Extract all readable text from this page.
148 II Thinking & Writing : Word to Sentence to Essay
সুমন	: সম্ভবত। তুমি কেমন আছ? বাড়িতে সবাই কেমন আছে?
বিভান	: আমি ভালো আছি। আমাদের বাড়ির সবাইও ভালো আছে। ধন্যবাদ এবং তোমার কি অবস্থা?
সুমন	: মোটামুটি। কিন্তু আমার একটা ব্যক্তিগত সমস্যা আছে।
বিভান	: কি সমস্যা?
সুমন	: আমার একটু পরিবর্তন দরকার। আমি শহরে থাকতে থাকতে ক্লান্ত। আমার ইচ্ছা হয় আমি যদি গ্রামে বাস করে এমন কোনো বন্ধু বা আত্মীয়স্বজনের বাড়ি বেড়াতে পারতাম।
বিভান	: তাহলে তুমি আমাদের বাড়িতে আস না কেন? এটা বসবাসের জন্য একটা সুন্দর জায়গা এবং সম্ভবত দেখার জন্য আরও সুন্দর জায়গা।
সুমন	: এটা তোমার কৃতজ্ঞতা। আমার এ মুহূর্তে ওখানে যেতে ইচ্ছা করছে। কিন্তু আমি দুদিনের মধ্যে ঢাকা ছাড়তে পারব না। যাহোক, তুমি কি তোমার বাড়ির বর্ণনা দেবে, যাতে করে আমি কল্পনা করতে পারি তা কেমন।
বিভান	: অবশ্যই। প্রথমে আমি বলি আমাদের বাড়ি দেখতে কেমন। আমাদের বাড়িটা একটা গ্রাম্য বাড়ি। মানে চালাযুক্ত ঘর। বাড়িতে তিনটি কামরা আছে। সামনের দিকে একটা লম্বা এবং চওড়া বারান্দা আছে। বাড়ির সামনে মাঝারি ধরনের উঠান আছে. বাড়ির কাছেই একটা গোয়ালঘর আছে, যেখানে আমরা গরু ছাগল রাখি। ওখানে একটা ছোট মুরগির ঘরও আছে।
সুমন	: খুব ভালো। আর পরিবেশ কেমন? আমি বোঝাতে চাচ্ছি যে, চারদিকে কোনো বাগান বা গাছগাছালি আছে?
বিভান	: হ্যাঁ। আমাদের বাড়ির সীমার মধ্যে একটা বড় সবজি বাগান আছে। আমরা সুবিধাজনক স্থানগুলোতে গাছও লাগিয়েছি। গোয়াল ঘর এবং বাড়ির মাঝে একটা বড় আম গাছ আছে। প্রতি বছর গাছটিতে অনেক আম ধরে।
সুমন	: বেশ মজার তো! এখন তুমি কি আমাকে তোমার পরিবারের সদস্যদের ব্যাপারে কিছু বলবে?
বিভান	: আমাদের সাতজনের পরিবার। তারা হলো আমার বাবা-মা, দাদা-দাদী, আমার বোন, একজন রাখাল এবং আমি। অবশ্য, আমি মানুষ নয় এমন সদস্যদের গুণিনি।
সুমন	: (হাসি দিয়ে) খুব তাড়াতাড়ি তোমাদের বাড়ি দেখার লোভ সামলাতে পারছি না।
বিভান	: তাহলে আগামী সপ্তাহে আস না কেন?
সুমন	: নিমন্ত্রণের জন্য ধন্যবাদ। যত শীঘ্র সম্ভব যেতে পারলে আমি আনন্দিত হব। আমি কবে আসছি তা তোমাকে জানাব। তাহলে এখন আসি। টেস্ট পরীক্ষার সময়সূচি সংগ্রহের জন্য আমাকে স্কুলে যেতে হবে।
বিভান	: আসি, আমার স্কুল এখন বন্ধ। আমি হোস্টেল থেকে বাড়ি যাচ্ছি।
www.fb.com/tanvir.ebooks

• _Given request_: Every entry must be output again, exactly as written above.

• _Output of the task_:
Extract all readable text from this page.
148 II Thinking & Writing : Word to Sentence to Essay
সুমন	: সম্ভবত। তুমি কেমন আছ? বাড়িতে সবাই কেমন আছে?
বিভান	: আমি ভালো আছি। আমাদের বাড়ির সবাইও ভালো আছে। ধন্যবাদ এবং তোমার কি অবস্থা?
সুমন	: মোটামুটি। কিন্তু আমার একটা ব্যক্তিগত সমস্যা আছে।
বিভান	: কি সমস্যা?
সুমন	: আমার একটু পরিবর্তন দরকার। আমি শহরে থাকতে থাকতে ক্লান্ত। আমার ইচ্ছা হয় আমি যদি গ্রামে বাস করে এমন কোনো বন্ধু বা আত্মীয়স্বজনের বাড়ি বেড়াতে পারতাম।
বিভান	: তাহলে তুমি আমাদের বাড়িতে আস না কেন? এটা বসবাসের জন্য একটা সুন্দর জায়গা এবং সম্ভবত দেখার জন্য আরও সুন্দর জায়গা।
সুমন	: এটা তোমার কৃতজ্ঞতা। আমার এ মুহূর্তে ওখানে যেতে ইচ্ছা করছে। কিন্তু আমি দুদিনের মধ্যে ঢাকা ছাড়তে পারব না। যাহোক, তুমি কি তোমার বাড়ির বর্ণনা দেবে, যাতে করে আমি কল্পনা করতে পারি তা কেমন।
বিভান	: অবশ্যই। প্রথমে আমি বলি আমাদের বাড়ি দেখতে কেমন। আমাদের বাড়িটা একটা গ্রাম্য বাড়ি। মানে চালাযুক্ত ঘর। বাড়িতে তিনটি কামরা আছে। সামনের দিকে একটা লম্বা এবং চওড়া বারান্দা আছে। বাড়ির সামনে মাঝারি ধরনের উঠান আছে. বাড়ির কাছেই একটা গোয়ালঘর আছে, যেখানে আমরা গরু ছাগল রাখি। ওখানে একটা ছোট মুরগির ঘরও আছে।
সুমন	: খুব ভালো। আর পরিবেশ কেমন? আমি বোঝাতে চাচ্ছি যে, চারদিকে কোনো বাগান বা গাছগাছালি আছে?
বিভান	: হ্যাঁ। আমাদের বাড়ির সীমার মধ্যে একটা বড় সবজি বাগান আছে। আমরা সুবিধাজনক স্থানগুলোতে গাছও লাগিয়েছি। গোয়াল ঘর এবং বাড়ির মাঝে একটা বড় আম গাছ আছে। প্রতি বছর গাছটিতে অনেক আম ধরে।
সুমন	: বেশ মজার তো! এখন তুমি কি আমাকে তোমার পরিবারের সদস্যদের ব্যাপারে কিছু বলবে?
বিভান	: আমাদের সাতজনের পরিবার। তারা হলো আমার বাবা-মা, দাদা-দাদী, আমার বোন, একজন রাখাল এবং আমি। অবশ্য, আমি মানুষ নয় এমন সদস্যদের গুণিনি।
সুমন	: (হাসি দিয়ে) খুব তাড়াতাড়ি তোমাদের বাড়ি দেখার লোভ সামলাতে পারছি না।
বিভান	: তাহলে আগামী সপ্তাহে আস না কেন?
সুমন	: নিমন্ত্রণের জন্য ধন্যবাদ। যত শীঘ্র সম্ভব যেতে পারলে আমি আনন্দিত হব। আমি কবে আসছি তা তোমাকে জানাব। তাহলে এখন আসি। টেস্ট পরীক্ষার সময়সূচি সংগ্রহের জন্য আমাকে স্কুলে যেতে হবে।
বিভান	: আসি, আমার স্কুল এখন বন্ধ। আমি হোস্টেল থেকে বাড়ি যাচ্ছি।
www.fb.com/tanvir.ebooks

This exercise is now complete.